> _Task statement_: Print all the data, keeping every line exactly as it is.

A block of data:

= = = = = = =

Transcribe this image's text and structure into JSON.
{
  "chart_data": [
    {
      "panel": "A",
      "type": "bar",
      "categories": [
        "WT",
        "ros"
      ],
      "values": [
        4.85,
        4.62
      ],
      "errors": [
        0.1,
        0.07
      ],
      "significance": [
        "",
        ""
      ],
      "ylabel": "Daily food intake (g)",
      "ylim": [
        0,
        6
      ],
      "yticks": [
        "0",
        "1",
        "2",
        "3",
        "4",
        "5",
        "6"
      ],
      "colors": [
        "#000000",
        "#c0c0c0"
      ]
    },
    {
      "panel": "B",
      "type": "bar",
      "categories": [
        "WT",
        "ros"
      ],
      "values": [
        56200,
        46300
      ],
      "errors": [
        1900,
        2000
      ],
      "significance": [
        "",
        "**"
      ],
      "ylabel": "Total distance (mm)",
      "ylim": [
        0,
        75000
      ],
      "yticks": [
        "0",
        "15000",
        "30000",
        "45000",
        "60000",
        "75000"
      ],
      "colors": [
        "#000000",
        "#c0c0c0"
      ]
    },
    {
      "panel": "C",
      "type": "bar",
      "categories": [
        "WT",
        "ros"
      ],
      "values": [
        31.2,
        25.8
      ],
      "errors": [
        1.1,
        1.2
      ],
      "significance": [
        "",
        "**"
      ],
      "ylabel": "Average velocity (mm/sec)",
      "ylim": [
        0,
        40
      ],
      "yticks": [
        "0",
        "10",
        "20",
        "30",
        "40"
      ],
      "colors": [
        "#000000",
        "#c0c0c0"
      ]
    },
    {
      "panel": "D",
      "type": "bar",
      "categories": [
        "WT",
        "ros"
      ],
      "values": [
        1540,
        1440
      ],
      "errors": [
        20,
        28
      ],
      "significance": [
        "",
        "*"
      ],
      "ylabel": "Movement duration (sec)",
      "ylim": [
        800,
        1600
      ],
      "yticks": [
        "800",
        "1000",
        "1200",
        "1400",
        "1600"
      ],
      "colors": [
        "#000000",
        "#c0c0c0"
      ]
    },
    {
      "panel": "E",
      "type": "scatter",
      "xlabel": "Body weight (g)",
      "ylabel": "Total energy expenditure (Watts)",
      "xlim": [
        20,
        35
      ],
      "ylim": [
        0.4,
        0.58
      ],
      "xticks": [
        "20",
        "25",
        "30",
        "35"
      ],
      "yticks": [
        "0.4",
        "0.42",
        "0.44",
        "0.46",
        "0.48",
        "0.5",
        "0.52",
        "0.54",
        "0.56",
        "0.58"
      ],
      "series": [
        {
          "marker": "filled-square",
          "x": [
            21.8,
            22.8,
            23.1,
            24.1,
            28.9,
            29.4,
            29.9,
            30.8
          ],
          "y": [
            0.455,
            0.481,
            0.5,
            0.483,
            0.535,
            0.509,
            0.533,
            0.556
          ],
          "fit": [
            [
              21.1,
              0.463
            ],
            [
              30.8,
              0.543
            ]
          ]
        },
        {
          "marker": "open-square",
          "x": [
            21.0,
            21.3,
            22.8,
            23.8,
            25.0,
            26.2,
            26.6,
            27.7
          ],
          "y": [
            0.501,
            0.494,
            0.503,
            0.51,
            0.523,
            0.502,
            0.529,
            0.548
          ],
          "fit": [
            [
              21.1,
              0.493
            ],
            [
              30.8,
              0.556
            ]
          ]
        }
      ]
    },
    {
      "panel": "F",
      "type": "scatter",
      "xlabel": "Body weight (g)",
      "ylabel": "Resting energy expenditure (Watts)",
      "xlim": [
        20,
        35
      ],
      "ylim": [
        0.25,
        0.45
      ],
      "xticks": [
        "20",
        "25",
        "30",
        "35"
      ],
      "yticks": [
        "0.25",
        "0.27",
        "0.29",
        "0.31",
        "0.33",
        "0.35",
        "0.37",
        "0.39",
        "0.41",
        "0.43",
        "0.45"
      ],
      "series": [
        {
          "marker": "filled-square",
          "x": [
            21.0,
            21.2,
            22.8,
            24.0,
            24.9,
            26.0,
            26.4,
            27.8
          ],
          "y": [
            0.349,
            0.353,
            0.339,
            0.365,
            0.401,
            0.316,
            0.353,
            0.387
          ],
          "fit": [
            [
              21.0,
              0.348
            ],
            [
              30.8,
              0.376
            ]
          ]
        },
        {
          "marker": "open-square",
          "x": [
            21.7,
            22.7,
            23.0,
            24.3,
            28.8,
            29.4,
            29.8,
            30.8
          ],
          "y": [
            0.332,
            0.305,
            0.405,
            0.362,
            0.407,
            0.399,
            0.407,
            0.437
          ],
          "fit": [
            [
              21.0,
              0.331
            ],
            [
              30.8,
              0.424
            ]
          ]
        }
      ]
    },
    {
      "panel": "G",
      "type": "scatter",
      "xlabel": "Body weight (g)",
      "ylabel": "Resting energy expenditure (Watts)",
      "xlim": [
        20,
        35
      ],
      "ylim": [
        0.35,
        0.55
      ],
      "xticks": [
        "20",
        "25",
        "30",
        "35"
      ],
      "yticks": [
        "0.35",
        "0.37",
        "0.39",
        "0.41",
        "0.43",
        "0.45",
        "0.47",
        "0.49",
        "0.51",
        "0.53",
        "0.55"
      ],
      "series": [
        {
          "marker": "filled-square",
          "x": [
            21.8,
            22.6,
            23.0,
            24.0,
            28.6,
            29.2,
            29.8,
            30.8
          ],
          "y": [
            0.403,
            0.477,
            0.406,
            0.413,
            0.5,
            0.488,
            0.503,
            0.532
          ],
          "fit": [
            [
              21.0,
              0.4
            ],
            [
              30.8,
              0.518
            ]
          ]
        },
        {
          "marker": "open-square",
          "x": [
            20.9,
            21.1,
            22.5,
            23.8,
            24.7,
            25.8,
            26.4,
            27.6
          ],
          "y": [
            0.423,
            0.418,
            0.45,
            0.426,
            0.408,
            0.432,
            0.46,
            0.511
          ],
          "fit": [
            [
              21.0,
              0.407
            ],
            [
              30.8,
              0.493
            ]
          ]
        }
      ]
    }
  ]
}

= = = = = = =

> _Solution below_:
Transcribe this image's text and structure into JSON.
{
  "chart_data": [
    {
      "panel": "A",
      "type": "bar",
      "categories": [
        "WT",
        "ros"
      ],
      "values": [
        4.85,
        4.62
      ],
      "errors": [
        0.1,
        0.07
      ],
      "significance": [
        "",
        ""
      ],
      "ylabel": "Daily food intake (g)",
      "ylim": [
        0,
        6
      ],
      "yticks": [
        "0",
        "1",
        "2",
        "3",
        "4",
        "5",
        "6"
      ],
      "colors": [
        "#000000",
        "#c0c0c0"
      ]
    },
    {
      "panel": "B",
      "type": "bar",
      "categories": [
        "WT",
        "ros"
      ],
      "values": [
        56200,
        46300
      ],
      "errors": [
        1900,
        2000
      ],
      "significance": [
        "",
        "**"
      ],
      "ylabel": "Total distance (mm)",
      "ylim": [
        0,
        75000
      ],
      "yticks": [
        "0",
        "15000",
        "30000",
        "45000",
        "60000",
        "75000"
      ],
      "colors": [
        "#000000",
        "#c0c0c0"
      ]
    },
    {
      "panel": "C",
      "type": "bar",
      "categories": [
        "WT",
        "ros"
      ],
      "values": [
        31.2,
        25.8
      ],
      "errors": [
        1.1,
        1.2
      ],
      "significance": [
        "",
        "**"
      ],
      "ylabel": "Average velocity (mm/sec)",
      "ylim": [
        0,
        40
      ],
      "yticks": [
        "0",
        "10",
        "20",
        "30",
        "40"
      ],
      "colors": [
        "#000000",
        "#c0c0c0"
      ]
    },
    {
      "panel": "D",
      "type": "bar",
      "categories": [
        "WT",
        "ros"
      ],
      "values": [
        1540,
        1440
      ],
      "errors": [
        20,
        28
      ],
      "significance": [
        "",
        "*"
      ],
      "ylabel": "Movement duration (sec)",
      "ylim": [
        800,
        1600
      ],
      "yticks": [
        "800",
        "1000",
        "1200",
        "1400",
        "1600"
      ],
      "colors": [
        "#000000",
        "#c0c0c0"
      ]
    },
    {
      "panel": "E",
      "type": "scatter",
      "xlabel": "Body weight (g)",
      "ylabel": "Total energy expenditure (Watts)",
      "xlim": [
        20,
        35
      ],
      "ylim": [
        0.4,
        0.58
      ],
      "xticks": [
        "20",
        "25",
        "30",
        "35"
      ],
      "yticks": [
        "0.4",
        "0.42",
        "0.44",
        "0.46",
        "0.48",
        "0.5",
        "0.52",
        "0.54",
        "0.56",
        "0.58"
      ],
      "series": [
        {
          "marker": "filled-square",
          "x": [
            21.8,
            22.8,
            23.1,
            24.1,
            28.9,
            29.4,
            29.9,
            30.8
          ],
          "y": [
            0.455,
            0.481,
            0.5,
            0.483,
            0.535,
            0.509,
            0.533,
            0.556
          ],
          "fit": [
            [
              21.1,
              0.463
            ],
            [
              30.8,
              0.543
            ]
          ]
        },
        {
          "marker": "open-square",
          "x": [
            21.0,
            21.3,
            22.8,
            23.8,
            25.0,
            26.2,
            26.6,
            27.7
          ],
          "y": [
            0.501,
            0.494,
            0.503,
            0.51,
            0.523,
            0.502,
            0.529,
            0.548
          ],
          "fit": [
            [
              21.1,
              0.493
            ],
            [
              30.8,
              0.556
            ]
          ]
        }
      ]
    },
    {
      "panel": "F",
      "type": "scatter",
      "xlabel": "Body weight (g)",
      "ylabel": "Resting energy expenditure (Watts)",
      "xlim": [
        20,
        35
      ],
      "ylim": [
        0.25,
        0.45
      ],
      "xticks": [
        "20",
        "25",
        "30",
        "35"
      ],
      "yticks": [
        "0.25",
        "0.27",
        "0.29",
        "0.31",
        "0.33",
        "0.35",
        "0.37",
        "0.39",
        "0.41",
        "0.43",
        "0.45"
      ],
      "series": [
        {
          "marker": "filled-square",
          "x": [
            21.0,
            21.2,
            22.8,
            24.0,
            24.9,
            26.0,
            26.4,
            27.8
          ],
          "y": [
            0.349,
            0.353,
            0.339,
            0.365,
            0.401,
            0.316,
            0.353,
            0.387
          ],
          "fit": [
            [
              21.0,
              0.348
            ],
            [
              30.8,
              0.376
            ]
          ]
        },
        {
          "marker": "open-square",
          "x": [
            21.7,
            22.7,
            23.0,
            24.3,
            28.8,
            29.4,
            29.8,
            30.8
          ],
          "y": [
            0.332,
            0.305,
            0.405,
            0.362,
            0.407,
            0.399,
            0.407,
            0.437
          ],
          "fit": [
            [
              21.0,
              0.331
            ],
            [
              30.8,
              0.424
            ]
          ]
        }
      ]
    },
    {
      "panel": "G",
      "type": "scatter",
      "xlabel": "Body weight (g)",
      "ylabel": "Resting energy expenditure (Watts)",
      "xlim": [
        20,
        35
      ],
      "ylim": [
        0.35,
        0.55
      ],
      "xticks": [
        "20",
        "25",
        "30",
        "35"
      ],
      "yticks": [
        "0.35",
        "0.37",
        "0.39",
        "0.41",
        "0.43",
        "0.45",
        "0.47",
        "0.49",
        "0.51",
        "0.53",
        "0.55"
      ],
      "series": [
        {
          "marker": "filled-square",
          "x": [
            21.8,
            22.6,
            23.0,
            24.0,
            28.6,
            29.2,
            29.8,
            30.8
          ],
          "y": [
            0.403,
            0.477,
            0.406,
            0.413,
            0.5,
            0.488,
            0.503,
            0.532
          ],
          "fit": [
            [
              21.0,
              0.4
            ],
            [
              30.8,
              0.518
            ]
          ]
        },
        {
          "marker": "open-square",
          "x": [
            20.9,
            21.1,
            22.5,
            23.8,
            24.7,
            25.8,
            26.4,
            27.6
          ],
          "y": [
            0.423,
            0.418,
            0.45,
            0.426,
            0.408,
            0.432,
            0.46,
            0.511
          ],
          "fit": [
            [
              21.0,
              0.407
            ],
            [
              30.8,
              0.493
            ]
          ]
        }
      ]
    }
  ]
}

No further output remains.